(Dataset entries)
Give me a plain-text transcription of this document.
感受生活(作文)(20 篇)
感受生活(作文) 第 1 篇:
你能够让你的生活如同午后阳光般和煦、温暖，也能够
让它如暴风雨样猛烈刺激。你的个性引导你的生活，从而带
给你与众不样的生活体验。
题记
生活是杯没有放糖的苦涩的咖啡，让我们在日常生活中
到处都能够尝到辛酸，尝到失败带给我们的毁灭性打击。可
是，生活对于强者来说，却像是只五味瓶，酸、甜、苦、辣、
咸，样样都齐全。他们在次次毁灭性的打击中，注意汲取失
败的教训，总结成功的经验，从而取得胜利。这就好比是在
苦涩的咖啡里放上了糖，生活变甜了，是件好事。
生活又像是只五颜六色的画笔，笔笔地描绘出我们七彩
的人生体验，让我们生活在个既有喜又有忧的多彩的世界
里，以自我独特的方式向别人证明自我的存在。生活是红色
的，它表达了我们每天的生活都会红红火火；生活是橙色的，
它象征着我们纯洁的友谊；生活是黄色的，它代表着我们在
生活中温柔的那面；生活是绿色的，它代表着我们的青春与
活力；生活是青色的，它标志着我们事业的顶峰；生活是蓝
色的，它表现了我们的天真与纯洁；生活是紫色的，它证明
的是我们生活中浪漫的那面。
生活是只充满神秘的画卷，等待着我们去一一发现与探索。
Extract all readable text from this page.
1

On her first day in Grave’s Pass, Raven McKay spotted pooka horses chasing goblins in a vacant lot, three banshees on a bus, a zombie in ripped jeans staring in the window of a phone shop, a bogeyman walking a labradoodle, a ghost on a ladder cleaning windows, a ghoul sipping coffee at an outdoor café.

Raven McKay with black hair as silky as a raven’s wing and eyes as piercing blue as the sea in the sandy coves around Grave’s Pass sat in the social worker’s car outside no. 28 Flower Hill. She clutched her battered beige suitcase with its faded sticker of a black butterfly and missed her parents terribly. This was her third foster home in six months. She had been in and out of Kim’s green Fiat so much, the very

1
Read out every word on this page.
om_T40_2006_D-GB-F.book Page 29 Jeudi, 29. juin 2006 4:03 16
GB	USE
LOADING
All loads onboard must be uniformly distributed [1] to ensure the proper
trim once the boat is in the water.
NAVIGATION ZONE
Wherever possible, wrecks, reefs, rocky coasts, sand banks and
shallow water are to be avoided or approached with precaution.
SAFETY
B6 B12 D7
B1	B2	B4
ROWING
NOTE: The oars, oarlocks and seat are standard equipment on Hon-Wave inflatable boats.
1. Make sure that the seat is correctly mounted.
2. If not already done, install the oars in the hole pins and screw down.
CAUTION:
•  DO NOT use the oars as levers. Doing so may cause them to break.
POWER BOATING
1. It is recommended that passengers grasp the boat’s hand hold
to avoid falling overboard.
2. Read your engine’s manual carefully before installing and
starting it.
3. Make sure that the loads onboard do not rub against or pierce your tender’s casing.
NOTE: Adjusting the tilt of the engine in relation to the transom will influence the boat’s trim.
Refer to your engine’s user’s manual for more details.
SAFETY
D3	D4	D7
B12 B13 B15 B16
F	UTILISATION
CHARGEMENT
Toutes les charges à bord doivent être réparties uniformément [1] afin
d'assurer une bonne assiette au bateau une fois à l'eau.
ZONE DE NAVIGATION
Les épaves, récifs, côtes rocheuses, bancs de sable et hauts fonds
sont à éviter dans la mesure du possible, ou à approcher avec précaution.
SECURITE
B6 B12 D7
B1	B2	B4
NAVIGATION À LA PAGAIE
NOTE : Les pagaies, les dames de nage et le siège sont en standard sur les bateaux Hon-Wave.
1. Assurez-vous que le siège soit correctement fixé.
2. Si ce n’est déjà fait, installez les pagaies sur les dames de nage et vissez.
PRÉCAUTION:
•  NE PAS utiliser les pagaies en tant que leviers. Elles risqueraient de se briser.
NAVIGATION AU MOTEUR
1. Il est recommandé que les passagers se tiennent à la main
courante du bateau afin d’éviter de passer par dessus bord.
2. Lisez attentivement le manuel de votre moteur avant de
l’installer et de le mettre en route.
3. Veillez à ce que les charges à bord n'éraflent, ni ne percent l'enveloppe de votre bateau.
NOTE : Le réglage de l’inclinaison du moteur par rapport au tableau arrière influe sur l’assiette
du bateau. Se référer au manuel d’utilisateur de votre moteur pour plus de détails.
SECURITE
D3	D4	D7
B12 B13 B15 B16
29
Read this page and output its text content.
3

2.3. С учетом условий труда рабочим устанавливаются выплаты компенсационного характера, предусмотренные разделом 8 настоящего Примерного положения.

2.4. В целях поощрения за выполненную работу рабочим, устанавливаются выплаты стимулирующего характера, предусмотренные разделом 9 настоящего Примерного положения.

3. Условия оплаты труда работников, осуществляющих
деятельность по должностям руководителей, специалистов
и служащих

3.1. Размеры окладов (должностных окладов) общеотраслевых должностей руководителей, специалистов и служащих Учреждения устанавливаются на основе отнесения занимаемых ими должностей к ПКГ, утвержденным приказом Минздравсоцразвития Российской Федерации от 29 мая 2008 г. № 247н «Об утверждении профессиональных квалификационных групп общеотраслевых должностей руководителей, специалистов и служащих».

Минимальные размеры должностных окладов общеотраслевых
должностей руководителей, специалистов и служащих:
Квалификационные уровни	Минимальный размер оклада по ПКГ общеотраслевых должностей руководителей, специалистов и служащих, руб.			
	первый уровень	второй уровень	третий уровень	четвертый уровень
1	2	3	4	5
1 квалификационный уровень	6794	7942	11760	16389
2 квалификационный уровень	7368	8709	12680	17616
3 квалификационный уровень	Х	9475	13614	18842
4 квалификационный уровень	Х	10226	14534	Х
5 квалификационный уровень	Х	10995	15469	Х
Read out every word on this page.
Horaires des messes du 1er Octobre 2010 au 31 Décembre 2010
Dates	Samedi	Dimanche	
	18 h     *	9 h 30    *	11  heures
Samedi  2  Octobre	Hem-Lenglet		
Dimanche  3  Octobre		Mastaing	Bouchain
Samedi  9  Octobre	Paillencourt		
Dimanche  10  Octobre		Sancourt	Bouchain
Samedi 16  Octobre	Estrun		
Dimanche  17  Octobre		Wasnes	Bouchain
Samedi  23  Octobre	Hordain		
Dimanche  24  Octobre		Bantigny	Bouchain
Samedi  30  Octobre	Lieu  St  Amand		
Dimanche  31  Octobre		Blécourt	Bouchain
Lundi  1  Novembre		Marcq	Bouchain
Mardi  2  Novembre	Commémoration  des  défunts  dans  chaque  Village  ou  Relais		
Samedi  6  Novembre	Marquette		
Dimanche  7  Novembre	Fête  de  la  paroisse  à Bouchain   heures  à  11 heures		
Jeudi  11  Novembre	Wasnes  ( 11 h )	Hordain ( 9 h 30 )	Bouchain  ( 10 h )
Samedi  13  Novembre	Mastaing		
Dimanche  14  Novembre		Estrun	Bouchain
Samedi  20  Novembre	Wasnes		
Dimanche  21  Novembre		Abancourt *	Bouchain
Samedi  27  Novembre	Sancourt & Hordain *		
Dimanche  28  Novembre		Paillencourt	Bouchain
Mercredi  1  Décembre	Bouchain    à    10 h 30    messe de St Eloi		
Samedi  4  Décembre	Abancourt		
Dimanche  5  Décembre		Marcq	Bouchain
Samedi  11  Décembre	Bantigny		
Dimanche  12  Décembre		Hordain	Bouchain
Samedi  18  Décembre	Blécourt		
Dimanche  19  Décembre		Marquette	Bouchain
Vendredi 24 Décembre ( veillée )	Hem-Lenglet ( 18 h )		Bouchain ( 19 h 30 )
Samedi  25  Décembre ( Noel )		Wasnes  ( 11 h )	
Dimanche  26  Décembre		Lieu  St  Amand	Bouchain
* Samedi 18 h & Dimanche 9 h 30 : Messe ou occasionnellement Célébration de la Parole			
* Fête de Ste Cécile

Your objective: Return solely the number of lines in the data that include the word "должностей".

Task response: 3